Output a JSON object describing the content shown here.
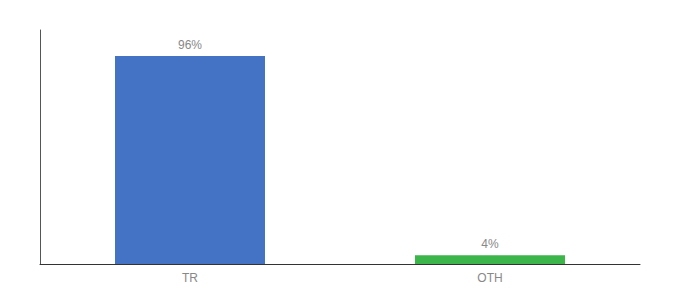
{
  "chart_data": {
    "type": "bar",
    "categories": [
      "TR",
      "OTH"
    ],
    "values": [
      96,
      4
    ],
    "value_labels": [
      "96%",
      "4%"
    ],
    "colors": [
      "#4472c4",
      "#3cb54a"
    ],
    "ylim": [
      0,
      108
    ],
    "grid": false,
    "data_labels": true,
    "tick_labels": "x"
  }
}
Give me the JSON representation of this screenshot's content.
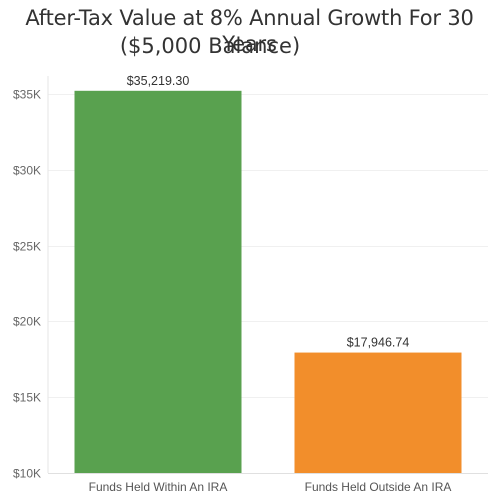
{
  "chart_data": {
    "type": "bar",
    "title_line1": "After-Tax Value at 8% Annual Growth For 30 Years",
    "title_line2": "($5,000 Balance)",
    "xlabel": "",
    "ylabel": "",
    "categories": [
      "Funds Held Within An IRA",
      "Funds Held Outside An IRA"
    ],
    "values": [
      35219.3,
      17946.74
    ],
    "data_labels": [
      "$35,219.30",
      "$17,946.74"
    ],
    "bar_colors": [
      "#59a14f",
      "#f28e2b"
    ],
    "ylim": [
      10000,
      35800
    ],
    "yticks": [
      10000,
      15000,
      20000,
      25000,
      30000,
      35000
    ],
    "ytick_labels": [
      "$10K",
      "$15K",
      "$20K",
      "$25K",
      "$30K",
      "$35K"
    ],
    "grid": true,
    "legend": "none"
  }
}
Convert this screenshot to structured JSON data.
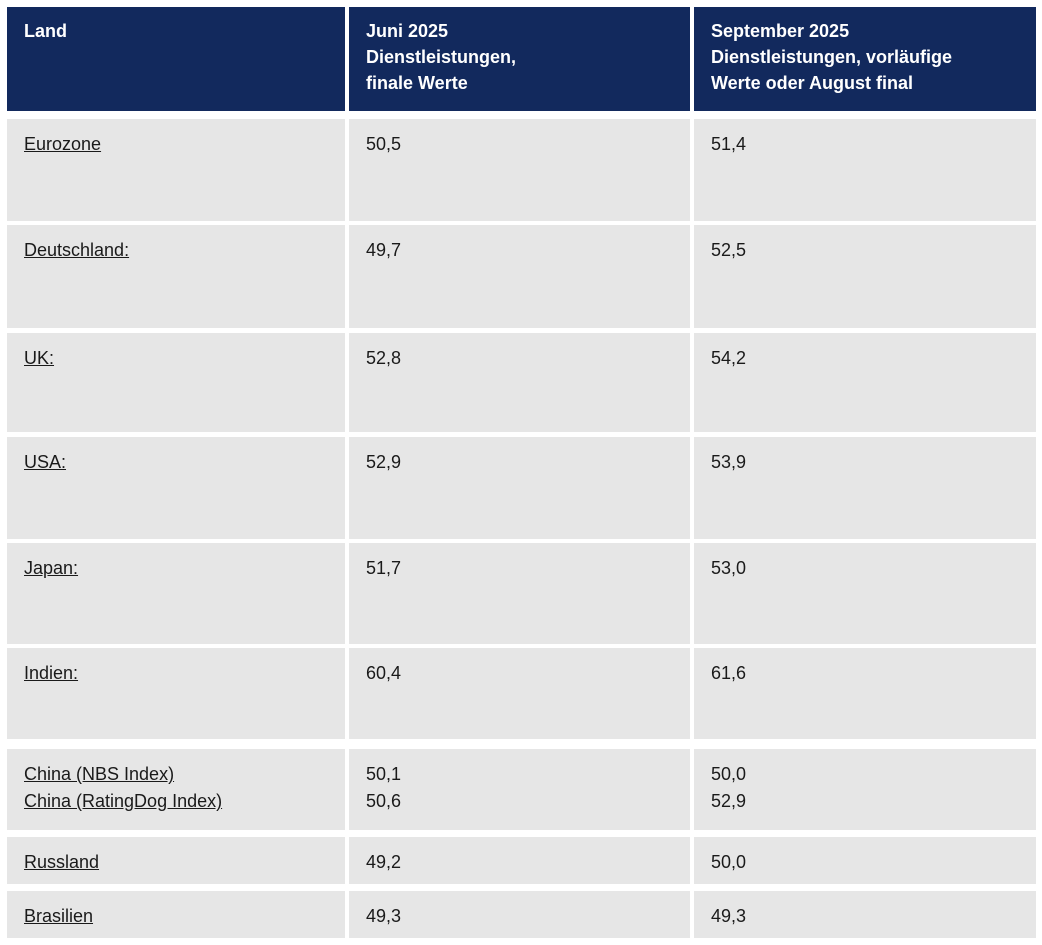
{
  "table": {
    "header": {
      "land": "Land",
      "juni": "Juni 2025\nDienstleistungen,\nfinale Werte",
      "september": "September 2025\nDienstleistungen, vorläufige\nWerte oder August final"
    },
    "rows": [
      {
        "land": "Eurozone",
        "juni": "50,5",
        "september": "51,4"
      },
      {
        "land": "Deutschland:",
        "juni": "49,7",
        "september": "52,5"
      },
      {
        "land": "UK:",
        "juni": "52,8",
        "september": "54,2"
      },
      {
        "land": "USA:",
        "juni": "52,9",
        "september": "53,9"
      },
      {
        "land": "Japan:",
        "juni": "51,7",
        "september": "53,0"
      },
      {
        "land": "Indien:",
        "juni": "60,4",
        "september": "61,6"
      },
      {
        "land": "China (NBS Index)\nChina (RatingDog Index)",
        "juni": "50,1\n50,6",
        "september": "50,0\n52,9"
      },
      {
        "land": "Russland",
        "juni": "49,2",
        "september": "50,0"
      },
      {
        "land": "Brasilien",
        "juni": "49,3",
        "september": "49,3"
      }
    ]
  },
  "colors": {
    "header_bg": "#12295d",
    "header_text": "#ffffff",
    "row_bg": "#e6e6e6",
    "body_text": "#1a1a1a",
    "gap": "#ffffff"
  },
  "chart_data": {
    "type": "table",
    "title": "",
    "columns": [
      "Land",
      "Juni 2025 Dienstleistungen, finale Werte",
      "September 2025 Dienstleistungen, vorläufige Werte oder August final"
    ],
    "rows": [
      {
        "land": "Eurozone",
        "juni_2025": 50.5,
        "september_2025": 51.4
      },
      {
        "land": "Deutschland",
        "juni_2025": 49.7,
        "september_2025": 52.5
      },
      {
        "land": "UK",
        "juni_2025": 52.8,
        "september_2025": 54.2
      },
      {
        "land": "USA",
        "juni_2025": 52.9,
        "september_2025": 53.9
      },
      {
        "land": "Japan",
        "juni_2025": 51.7,
        "september_2025": 53.0
      },
      {
        "land": "Indien",
        "juni_2025": 60.4,
        "september_2025": 61.6
      },
      {
        "land": "China (NBS Index)",
        "juni_2025": 50.1,
        "september_2025": 50.0
      },
      {
        "land": "China (RatingDog Index)",
        "juni_2025": 50.6,
        "september_2025": 52.9
      },
      {
        "land": "Russland",
        "juni_2025": 49.2,
        "september_2025": 50.0
      },
      {
        "land": "Brasilien",
        "juni_2025": 49.3,
        "september_2025": 49.3
      }
    ],
    "decimal_separator": ","
  }
}
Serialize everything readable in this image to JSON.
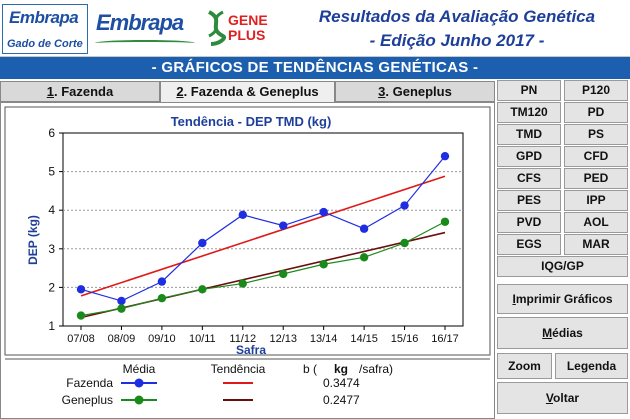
{
  "header": {
    "logo1_brand": "Embrapa",
    "logo1_sub": "Gado de Corte",
    "logo2_brand": "Embrapa",
    "gene_line1": "GENE",
    "gene_line2": "PLUS",
    "title_line1": "Resultados da Avaliação Genética",
    "title_line2": "- Edição Junho 2017 -"
  },
  "band_title": "- GRÁFICOS DE TENDÊNCIAS GENÉTICAS -",
  "tabs": [
    {
      "key": "1",
      "label": ". Fazenda"
    },
    {
      "key": "2",
      "label": ". Fazenda & Geneplus"
    },
    {
      "key": "3",
      "label": ". Geneplus"
    }
  ],
  "trait_buttons": [
    "PN",
    "P120",
    "TM120",
    "PD",
    "TMD",
    "PS",
    "GPD",
    "CFD",
    "CFS",
    "PED",
    "PES",
    "IPP",
    "PVD",
    "AOL",
    "EGS",
    "MAR",
    "IQG/GP"
  ],
  "actions": {
    "print_key": "I",
    "print_rest": "mprimir Gráficos",
    "means_key": "M",
    "means_rest": "édias",
    "zoom": "Zoom",
    "legend": "Legenda",
    "back_key": "V",
    "back_rest": "oltar"
  },
  "legend_table": {
    "col_media": "Média",
    "col_tendencia": "Tendência",
    "col_b_prefix": "b (",
    "col_b_unit": "kg",
    "col_b_suffix": "/safra)",
    "rows": [
      {
        "name": "Fazenda",
        "b": "0.3474"
      },
      {
        "name": "Geneplus",
        "b": "0.2477"
      }
    ]
  },
  "colors": {
    "fazenda": "#1f2ee0",
    "geneplus": "#1a8a1a",
    "trend_fazenda": "#e01818",
    "trend_geneplus": "#6b0d0d",
    "band": "#1c5fae",
    "title": "#1e3f99"
  },
  "chart_data": {
    "type": "line",
    "title": "Tendência - DEP TMD (kg)",
    "xlabel": "Safra",
    "ylabel": "DEP (kg)",
    "ylim": [
      1,
      6
    ],
    "yticks": [
      1,
      2,
      3,
      4,
      5,
      6
    ],
    "grid": true,
    "categories": [
      "07/08",
      "08/09",
      "09/10",
      "10/11",
      "11/12",
      "12/13",
      "13/14",
      "14/15",
      "15/16",
      "16/17"
    ],
    "series": [
      {
        "name": "Fazenda",
        "values": [
          1.95,
          1.65,
          2.15,
          3.15,
          3.88,
          3.6,
          3.95,
          3.52,
          4.12,
          5.4
        ]
      },
      {
        "name": "Geneplus",
        "values": [
          1.27,
          1.45,
          1.72,
          1.95,
          2.1,
          2.35,
          2.6,
          2.78,
          3.15,
          3.7
        ]
      }
    ],
    "trend_lines": [
      {
        "name": "Fazenda",
        "start": 1.78,
        "end": 4.88
      },
      {
        "name": "Geneplus",
        "start": 1.22,
        "end": 3.42
      }
    ]
  }
}
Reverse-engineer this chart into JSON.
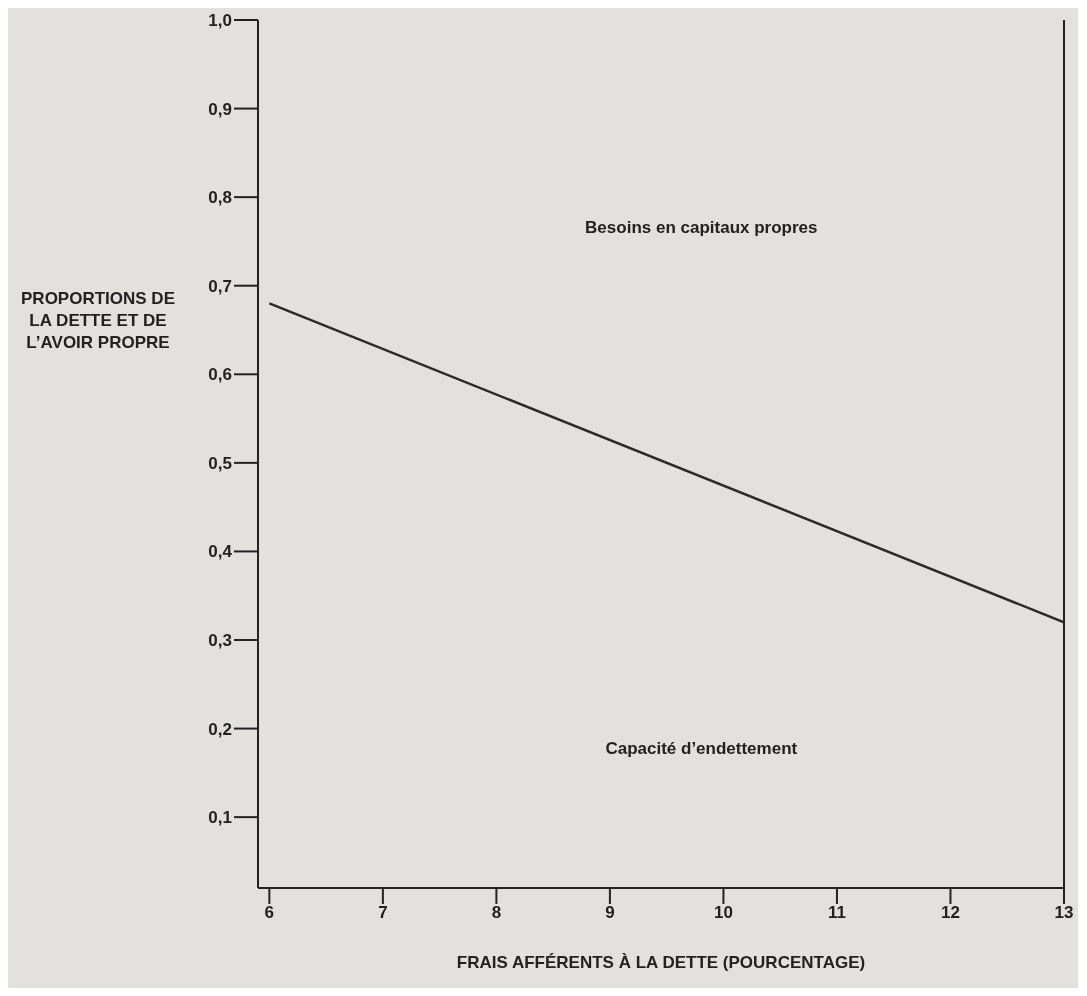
{
  "chart_data": {
    "type": "line",
    "xlabel": "FRAIS AFFÉRENTS À LA DETTE (POURCENTAGE)",
    "ylabel": "PROPORTIONS DE LA DETTE ET DE L’AVOIR PROPRE",
    "annotations": [
      "Besoins en capitaux propres",
      "Capacité d’endettement"
    ],
    "x": [
      6,
      13
    ],
    "series": [
      {
        "color": "#2a2a2a",
        "values": [
          0.68,
          0.32
        ]
      }
    ],
    "xlim": [
      5.9,
      13
    ],
    "xticks": [
      6,
      7,
      8,
      9,
      10,
      11,
      12,
      13
    ],
    "ylim": [
      0.02,
      1
    ],
    "yticks": [
      {
        "value": 0.1,
        "label": "0,1"
      },
      {
        "value": 0.2,
        "label": "0,2"
      },
      {
        "value": 0.3,
        "label": "0,3"
      },
      {
        "value": 0.4,
        "label": "0,4"
      },
      {
        "value": 0.5,
        "label": "0,5"
      },
      {
        "value": 0.6,
        "label": "0,6"
      },
      {
        "value": 0.7,
        "label": "0,7"
      },
      {
        "value": 0.8,
        "label": "0,8"
      },
      {
        "value": 0.9,
        "label": "0,9"
      },
      {
        "value": 1,
        "label": "1,0"
      }
    ],
    "grid": false,
    "marker": "none",
    "line_style": "solid"
  }
}
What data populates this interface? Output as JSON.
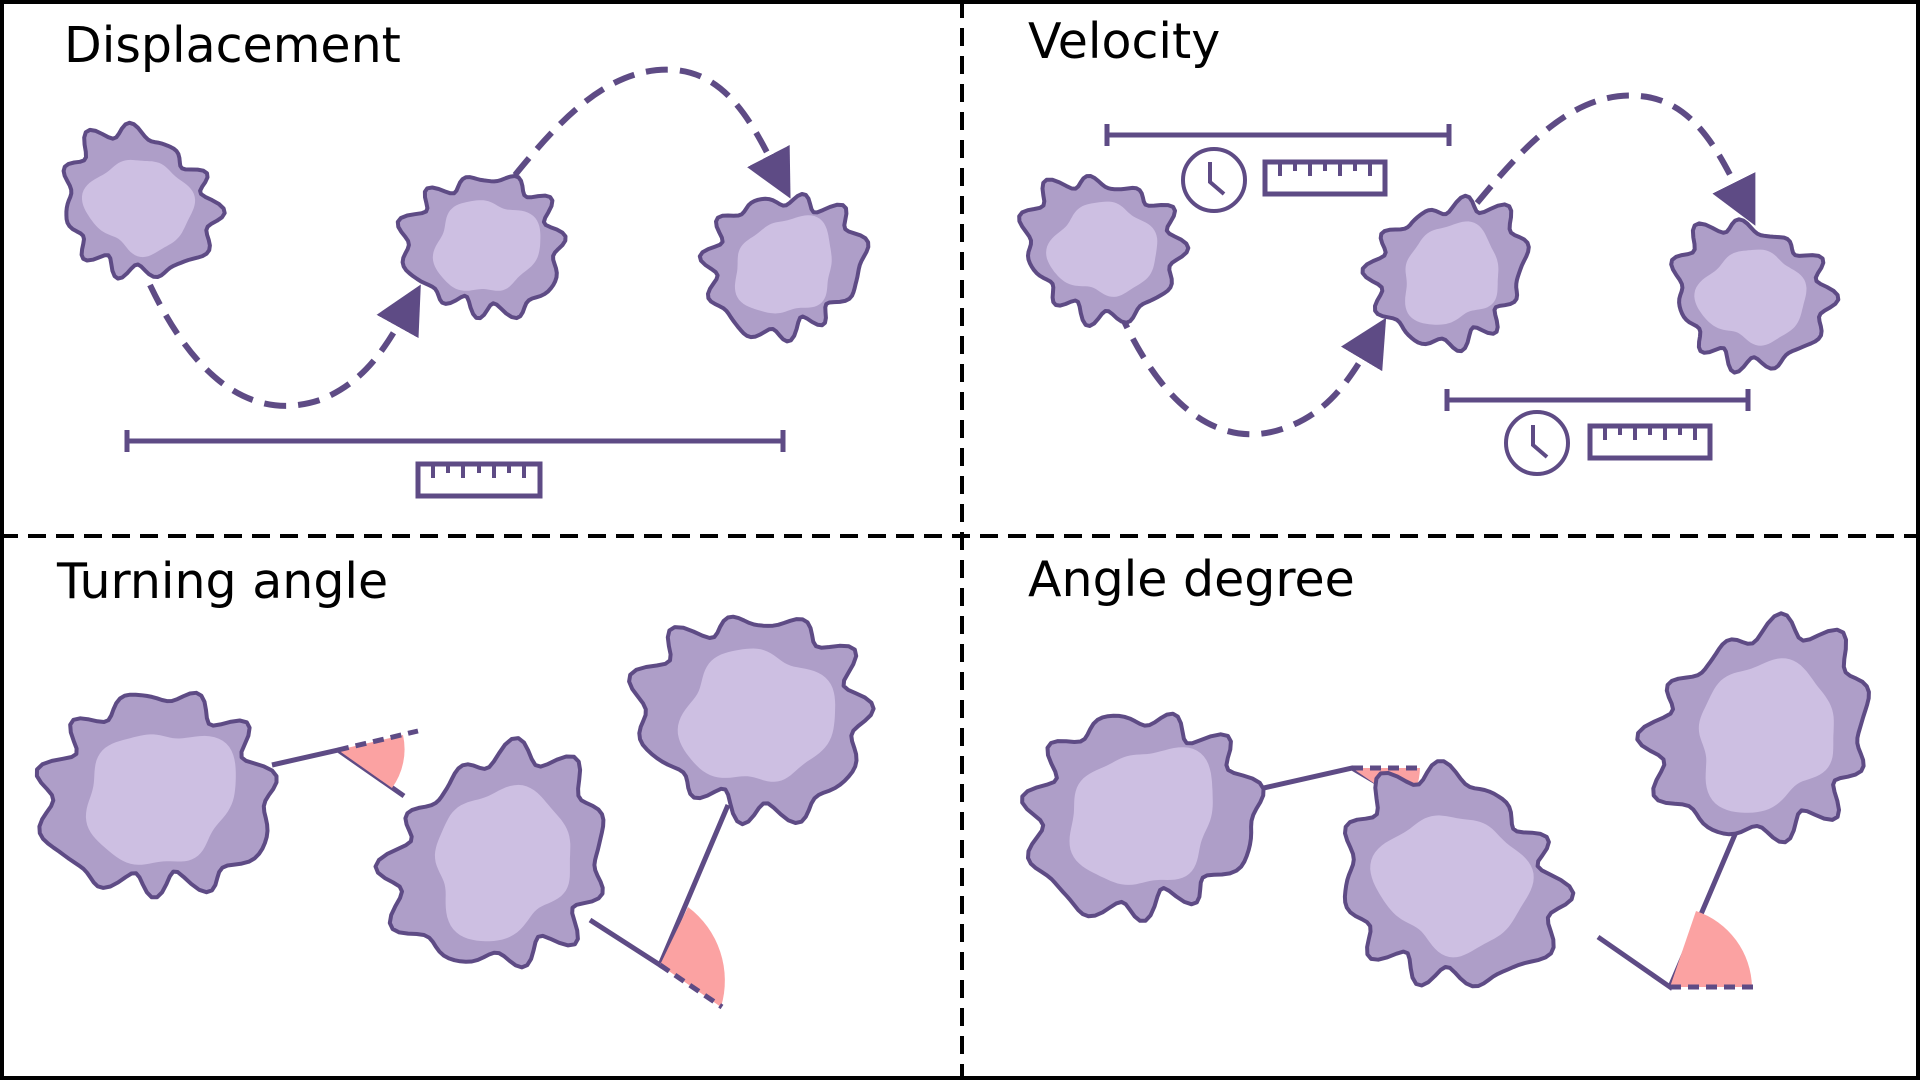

◇ ◇ ◇

» Brief: How many of these lines contain "RatingDog"? Write only the number.

» The solution: 2